#### WRITTEN EXERCISE:
Lay out the records from their first line through the line containing "text-body <box>147 108 743 1104</box>" as a numbered list, skipping any blank lines.

[Element boundary records]

○ ○ ○ ○ ○ ○ ○

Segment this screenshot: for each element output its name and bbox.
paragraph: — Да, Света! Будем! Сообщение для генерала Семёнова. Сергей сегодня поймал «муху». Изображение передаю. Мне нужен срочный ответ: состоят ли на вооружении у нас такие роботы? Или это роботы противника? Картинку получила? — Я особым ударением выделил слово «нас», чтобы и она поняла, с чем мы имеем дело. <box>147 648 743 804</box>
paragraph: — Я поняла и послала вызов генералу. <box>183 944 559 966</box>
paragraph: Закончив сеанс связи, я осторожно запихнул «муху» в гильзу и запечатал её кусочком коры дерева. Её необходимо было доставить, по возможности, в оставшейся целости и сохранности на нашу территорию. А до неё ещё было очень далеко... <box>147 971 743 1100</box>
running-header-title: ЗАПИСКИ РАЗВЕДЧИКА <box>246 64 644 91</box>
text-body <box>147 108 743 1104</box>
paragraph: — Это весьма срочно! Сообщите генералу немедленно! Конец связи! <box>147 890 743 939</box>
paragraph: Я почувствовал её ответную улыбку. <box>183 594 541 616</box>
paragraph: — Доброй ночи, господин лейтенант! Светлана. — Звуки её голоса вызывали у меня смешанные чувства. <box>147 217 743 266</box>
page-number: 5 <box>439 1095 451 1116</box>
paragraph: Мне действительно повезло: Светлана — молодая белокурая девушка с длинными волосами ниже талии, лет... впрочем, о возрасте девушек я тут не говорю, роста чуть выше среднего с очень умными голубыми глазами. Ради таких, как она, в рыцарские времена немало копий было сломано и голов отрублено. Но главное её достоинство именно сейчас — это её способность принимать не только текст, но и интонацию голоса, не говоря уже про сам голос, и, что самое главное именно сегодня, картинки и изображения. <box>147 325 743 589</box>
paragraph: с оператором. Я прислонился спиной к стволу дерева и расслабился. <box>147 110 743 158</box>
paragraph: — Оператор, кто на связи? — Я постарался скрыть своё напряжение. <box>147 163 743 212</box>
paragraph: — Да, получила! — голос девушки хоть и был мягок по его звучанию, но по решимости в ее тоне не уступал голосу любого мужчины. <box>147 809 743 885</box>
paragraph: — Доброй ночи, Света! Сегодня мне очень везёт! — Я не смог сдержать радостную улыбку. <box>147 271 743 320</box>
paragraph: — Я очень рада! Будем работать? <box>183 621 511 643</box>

○ ○ ○ ○ ○ ○ ○

#### THE COMPLETED TASK:
1. Segment this screenshot: for each element output its name and bbox.
2. paragraph: — Да, Света! Будем! Сообщение для генерала Семёнова. Сергей сегодня поймал «муху». Изображение передаю. Мне нужен срочный ответ: состоят ли на вооружении у нас такие роботы? Или это роботы противника? Картинку получила? — Я особым ударением выделил слово «нас», чтобы и она поняла, с чем мы имеем дело. <box>147 648 743 804</box>
3. paragraph: — Я поняла и послала вызов генералу. <box>183 944 559 966</box>
4. paragraph: Закончив сеанс связи, я осторожно запихнул «муху» в гильзу и запечатал её кусочком коры дерева. Её необходимо было доставить, по возможности, в оставшейся целости и сохранности на нашу территорию. А до неё ещё было очень далеко... <box>147 971 743 1100</box>
5. running-header-title: ЗАПИСКИ РАЗВЕДЧИКА <box>246 64 644 91</box>
6. text-body <box>147 108 743 1104</box>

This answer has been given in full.